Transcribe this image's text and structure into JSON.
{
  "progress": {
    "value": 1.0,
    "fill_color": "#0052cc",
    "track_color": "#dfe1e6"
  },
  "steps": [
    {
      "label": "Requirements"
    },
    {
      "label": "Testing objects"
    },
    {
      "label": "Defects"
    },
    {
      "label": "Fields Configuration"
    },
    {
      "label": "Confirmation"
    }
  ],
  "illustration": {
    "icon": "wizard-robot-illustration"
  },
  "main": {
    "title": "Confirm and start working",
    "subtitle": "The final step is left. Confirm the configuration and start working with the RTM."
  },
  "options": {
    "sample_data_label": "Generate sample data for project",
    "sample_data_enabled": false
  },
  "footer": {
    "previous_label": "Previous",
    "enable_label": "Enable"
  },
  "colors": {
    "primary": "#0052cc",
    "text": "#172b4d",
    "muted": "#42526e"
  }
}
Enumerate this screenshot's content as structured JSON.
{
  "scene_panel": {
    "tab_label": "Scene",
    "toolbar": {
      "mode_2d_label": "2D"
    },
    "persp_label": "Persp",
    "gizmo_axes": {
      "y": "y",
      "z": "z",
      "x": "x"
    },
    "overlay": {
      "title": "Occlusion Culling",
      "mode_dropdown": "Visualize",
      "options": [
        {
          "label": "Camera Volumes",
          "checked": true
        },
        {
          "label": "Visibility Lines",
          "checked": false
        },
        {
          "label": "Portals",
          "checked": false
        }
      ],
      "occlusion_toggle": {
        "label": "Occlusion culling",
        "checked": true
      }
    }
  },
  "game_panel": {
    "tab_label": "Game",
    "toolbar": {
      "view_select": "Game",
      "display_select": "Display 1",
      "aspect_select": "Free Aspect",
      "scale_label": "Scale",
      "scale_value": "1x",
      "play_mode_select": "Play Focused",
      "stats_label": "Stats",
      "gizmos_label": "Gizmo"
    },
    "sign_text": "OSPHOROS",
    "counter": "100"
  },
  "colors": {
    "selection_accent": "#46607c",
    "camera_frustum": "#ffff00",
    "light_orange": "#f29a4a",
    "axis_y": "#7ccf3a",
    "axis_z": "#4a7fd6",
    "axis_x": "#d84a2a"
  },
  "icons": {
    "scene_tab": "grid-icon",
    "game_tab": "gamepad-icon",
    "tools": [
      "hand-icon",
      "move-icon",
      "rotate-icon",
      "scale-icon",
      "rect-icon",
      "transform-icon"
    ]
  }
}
---*---
■ Your instructions:
Extract each line of the listing above, copying it word for word.

■ Solved exercise:
Transcribe this image's text and structure into JSON.
{
  "progress": {
    "value": 1.0,
    "fill_color": "#0052cc",
    "track_color": "#dfe1e6"
  },
  "steps": [
    {
      "label": "Requirements"
    },
    {
      "label": "Testing objects"
    },
    {
      "label": "Defects"
    },
    {
      "label": "Fields Configuration"
    },
    {
      "label": "Confirmation"
    }
  ],
  "illustration": {
    "icon": "wizard-robot-illustration"
  },
  "main": {
    "title": "Confirm and start working",
    "subtitle": "The final step is left. Confirm the configuration and start working with the RTM."
  },
  "options": {
    "sample_data_label": "Generate sample data for project",
    "sample_data_enabled": false
  },
  "footer": {
    "previous_label": "Previous",
    "enable_label": "Enable"
  },
  "colors": {
    "primary": "#0052cc",
    "text": "#172b4d",
    "muted": "#42526e"
  }
}
Enumerate this screenshot's content as structured JSON.
{
  "scene_panel": {
    "tab_label": "Scene",
    "toolbar": {
      "mode_2d_label": "2D"
    },
    "persp_label": "Persp",
    "gizmo_axes": {
      "y": "y",
      "z": "z",
      "x": "x"
    },
    "overlay": {
      "title": "Occlusion Culling",
      "mode_dropdown": "Visualize",
      "options": [
        {
          "label": "Camera Volumes",
          "checked": true
        },
        {
          "label": "Visibility Lines",
          "checked": false
        },
        {
          "label": "Portals",
          "checked": false
        }
      ],
      "occlusion_toggle": {
        "label": "Occlusion culling",
        "checked": true
      }
    }
  },
  "game_panel": {
    "tab_label": "Game",
    "toolbar": {
      "view_select": "Game",
      "display_select": "Display 1",
      "aspect_select": "Free Aspect",
      "scale_label": "Scale",
      "scale_value": "1x",
      "play_mode_select": "Play Focused",
      "stats_label": "Stats",
      "gizmos_label": "Gizmo"
    },
    "sign_text": "OSPHOROS",
    "counter": "100"
  },
  "colors": {
    "selection_accent": "#46607c",
    "camera_frustum": "#ffff00",
    "light_orange": "#f29a4a",
    "axis_y": "#7ccf3a",
    "axis_z": "#4a7fd6",
    "axis_x": "#d84a2a"
  },
  "icons": {
    "scene_tab": "grid-icon",
    "game_tab": "gamepad-icon",
    "tools": [
      "hand-icon",
      "move-icon",
      "rotate-icon",
      "scale-icon",
      "rect-icon",
      "transform-icon"
    ]
  }
}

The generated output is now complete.